### [SET EXERCISE]
Please list all lines of the material below in which the string "High" occurs.
── SUPPLIED MATERIAL ──
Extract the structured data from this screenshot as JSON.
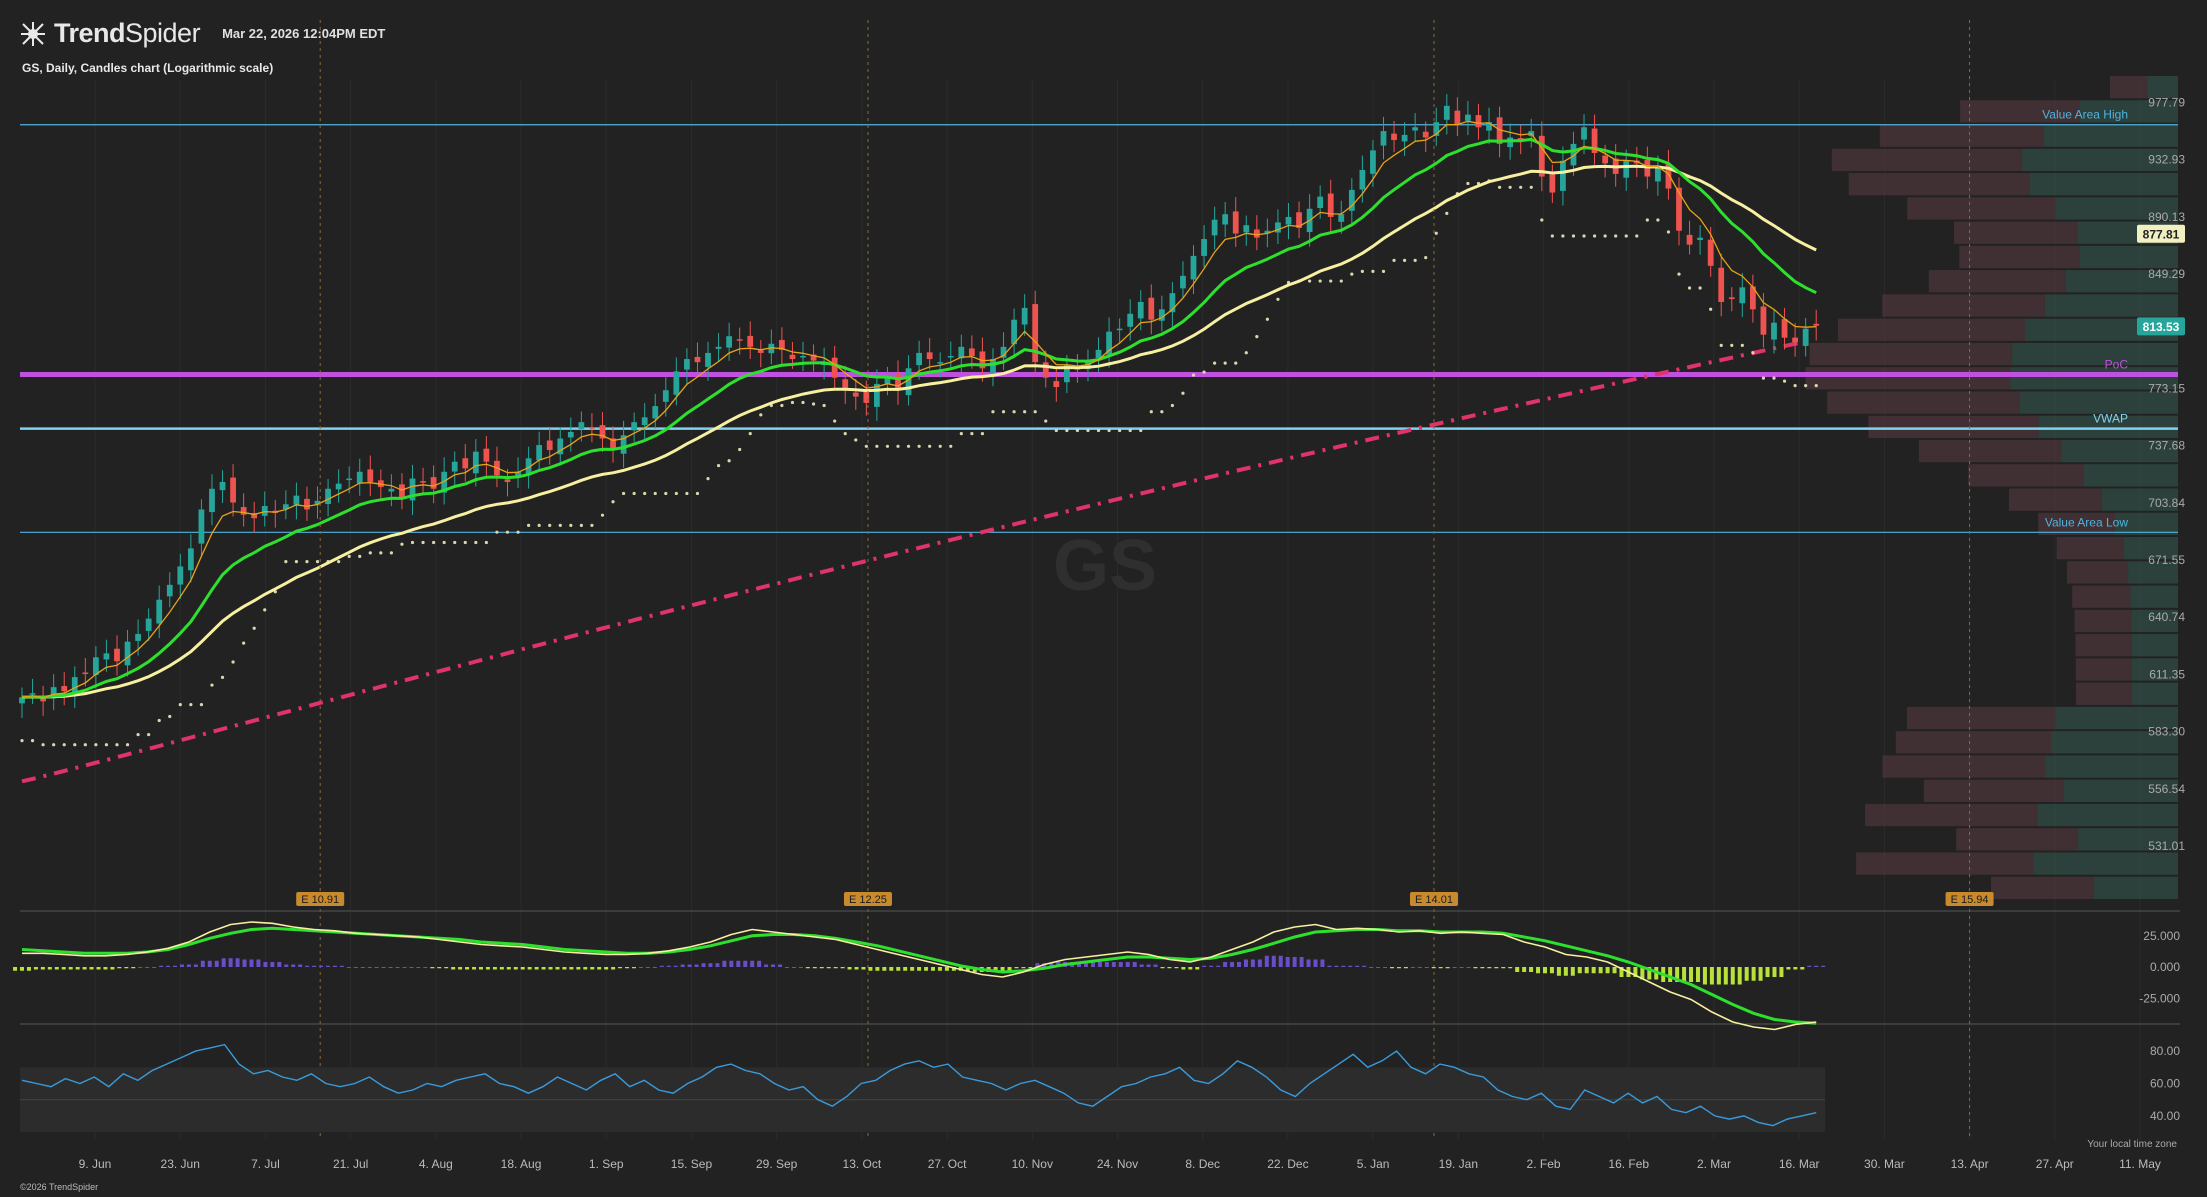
{
  "header": {
    "brand_bold": "Trend",
    "brand_light": "Spider",
    "timestamp": "Mar 22, 2026 12:04PM EDT",
    "subtitle": "GS, Daily, Candles chart (Logarithmic scale)"
  },
  "footer": {
    "copyright": "©2026 TrendSpider",
    "timezone_note": "Your local time zone"
  },
  "colors": {
    "background": "#222222",
    "candle_up": "#26a69a",
    "candle_down": "#ef5350",
    "ema_fast": "#e8a317",
    "ema_mid": "#2ee02e",
    "ema_slow": "#f7f0a0",
    "sma200": "#e0336a",
    "poc_line": "#c050e0",
    "value_area_line": "#4fb3e0",
    "vwap_line": "#7fd3f0",
    "macd_hist_pos": "#6a4ec8",
    "macd_hist_neg": "#b8e23a",
    "rsi_line": "#3a9bdc",
    "price_badge_last": "#26a69a",
    "price_badge_ema": "#f0f0c0"
  },
  "chart_data": {
    "type": "candlestick",
    "symbol": "GS",
    "timeframe": "Daily",
    "scale": "log",
    "ylim": [
      508,
      1000
    ],
    "y_ticks": [
      977.79,
      932.93,
      890.13,
      849.29,
      773.15,
      737.68,
      703.84,
      671.55,
      640.74,
      611.35,
      583.3,
      556.54,
      531.01
    ],
    "price_badges": [
      {
        "value": 877.81,
        "label": "877.81",
        "kind": "ema"
      },
      {
        "value": 813.53,
        "label": "813.53",
        "kind": "last"
      }
    ],
    "x_tick_labels": [
      "9. Jun",
      "23. Jun",
      "7. Jul",
      "21. Jul",
      "4. Aug",
      "18. Aug",
      "1. Sep",
      "15. Sep",
      "29. Sep",
      "13. Oct",
      "27. Oct",
      "10. Nov",
      "24. Nov",
      "8. Dec",
      "22. Dec",
      "5. Jan",
      "19. Jan",
      "2. Feb",
      "16. Feb",
      "2. Mar",
      "16. Mar",
      "30. Mar",
      "13. Apr",
      "27. Apr",
      "11. May"
    ],
    "levels": [
      {
        "name": "Value Area High",
        "label": "Value Area High",
        "value": 960
      },
      {
        "name": "PoC",
        "label": "PoC",
        "value": 782
      },
      {
        "name": "VWAP",
        "label": "VWAP",
        "value": 748
      },
      {
        "name": "Value Area Low",
        "label": "Value Area Low",
        "value": 687
      }
    ],
    "earnings": [
      {
        "date": "2025-07-16",
        "label": "E 10.91"
      },
      {
        "date": "2025-10-14",
        "label": "E 12.25"
      },
      {
        "date": "2026-01-15",
        "label": "E 14.01"
      },
      {
        "date": "2026-04-13",
        "label": "E 15.94"
      }
    ],
    "closes": [
      600,
      602,
      598,
      605,
      603,
      610,
      612,
      620,
      622,
      618,
      628,
      632,
      640,
      650,
      658,
      668,
      678,
      700,
      712,
      716,
      704,
      697,
      695,
      702,
      698,
      703,
      708,
      700,
      705,
      712,
      715,
      718,
      722,
      716,
      713,
      712,
      706,
      718,
      716,
      712,
      722,
      728,
      724,
      734,
      728,
      720,
      716,
      722,
      730,
      738,
      735,
      742,
      746,
      752,
      748,
      742,
      735,
      744,
      752,
      755,
      762,
      772,
      784,
      792,
      790,
      796,
      800,
      807,
      804,
      800,
      796,
      802,
      798,
      792,
      794,
      791,
      790,
      780,
      772,
      768,
      764,
      776,
      780,
      772,
      786,
      796,
      792,
      790,
      794,
      800,
      794,
      786,
      792,
      800,
      818,
      826,
      790,
      780,
      774,
      788,
      786,
      790,
      798,
      810,
      812,
      822,
      830,
      818,
      825,
      836,
      848,
      862,
      874,
      888,
      892,
      878,
      884,
      875,
      880,
      886,
      890,
      882,
      896,
      905,
      890,
      892,
      910,
      925,
      940,
      955,
      948,
      952,
      958,
      950,
      962,
      975,
      960,
      968,
      958,
      962,
      945,
      950,
      948,
      955,
      920,
      908,
      932,
      945,
      958,
      938,
      930,
      922,
      932,
      930,
      920,
      927,
      911,
      880,
      870,
      875,
      855,
      830,
      832,
      840,
      825,
      808,
      816,
      806,
      803,
      812,
      814
    ],
    "macd_series": [
      {
        "name": "MACD",
        "values": [
          11,
          11,
          10,
          9,
          9,
          10,
          12,
          15,
          20,
          28,
          34,
          36,
          35,
          32,
          30,
          29,
          27,
          26,
          25,
          24,
          22,
          20,
          18,
          17,
          16,
          14,
          12,
          11,
          10,
          10,
          11,
          13,
          16,
          20,
          26,
          30,
          28,
          26,
          24,
          22,
          18,
          14,
          10,
          6,
          2,
          -2,
          -6,
          -8,
          -4,
          2,
          6,
          8,
          10,
          12,
          10,
          6,
          4,
          8,
          14,
          20,
          28,
          32,
          34,
          30,
          31,
          30,
          28,
          29,
          27,
          28,
          27,
          26,
          20,
          16,
          10,
          8,
          4,
          -4,
          -12,
          -20,
          -26,
          -36,
          -44,
          -48,
          -50,
          -46,
          -44
        ]
      },
      {
        "name": "Signal",
        "values": [
          14,
          13,
          12,
          11,
          11,
          11,
          12,
          14,
          18,
          23,
          27,
          30,
          31,
          30,
          29,
          28,
          27,
          26,
          25,
          24,
          23,
          22,
          20,
          19,
          18,
          16,
          14,
          13,
          12,
          11,
          11,
          12,
          14,
          17,
          21,
          25,
          26,
          26,
          25,
          23,
          20,
          17,
          13,
          9,
          5,
          1,
          -2,
          -4,
          -3,
          -1,
          2,
          4,
          6,
          8,
          8,
          7,
          6,
          7,
          10,
          14,
          19,
          24,
          28,
          29,
          30,
          30,
          29,
          29,
          28,
          28,
          28,
          27,
          24,
          21,
          17,
          13,
          9,
          4,
          -2,
          -8,
          -14,
          -22,
          -30,
          -37,
          -42,
          -44,
          -45
        ]
      }
    ],
    "macd_ticks": [
      25,
      0,
      -25
    ],
    "macd_tick_labels": [
      "25.000",
      "0.000",
      "-25.000"
    ],
    "rsi_values": [
      62,
      60,
      58,
      63,
      60,
      64,
      58,
      66,
      62,
      68,
      72,
      76,
      80,
      82,
      84,
      72,
      66,
      68,
      64,
      62,
      66,
      60,
      58,
      60,
      64,
      58,
      54,
      56,
      60,
      58,
      62,
      64,
      66,
      60,
      58,
      54,
      58,
      64,
      60,
      56,
      62,
      66,
      58,
      62,
      56,
      54,
      60,
      64,
      70,
      72,
      68,
      66,
      60,
      56,
      58,
      50,
      46,
      52,
      60,
      62,
      68,
      72,
      74,
      70,
      72,
      64,
      62,
      60,
      56,
      60,
      62,
      58,
      54,
      48,
      46,
      52,
      58,
      60,
      64,
      66,
      70,
      62,
      60,
      66,
      74,
      70,
      64,
      56,
      52,
      60,
      66,
      72,
      78,
      70,
      74,
      80,
      70,
      66,
      72,
      70,
      66,
      64,
      56,
      52,
      50,
      54,
      46,
      44,
      56,
      52,
      48,
      54,
      48,
      52,
      44,
      42,
      46,
      40,
      38,
      40,
      36,
      34,
      38,
      40,
      42
    ],
    "rsi_ticks": [
      80,
      60,
      40
    ],
    "rsi_tick_labels": [
      "80.00",
      "60.00",
      "40.00"
    ],
    "rsi_band": [
      30,
      70
    ]
  }
}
───
### [EXERCISE SOLUTION]
        "name": "Value Area High",
        "label": "Value Area High",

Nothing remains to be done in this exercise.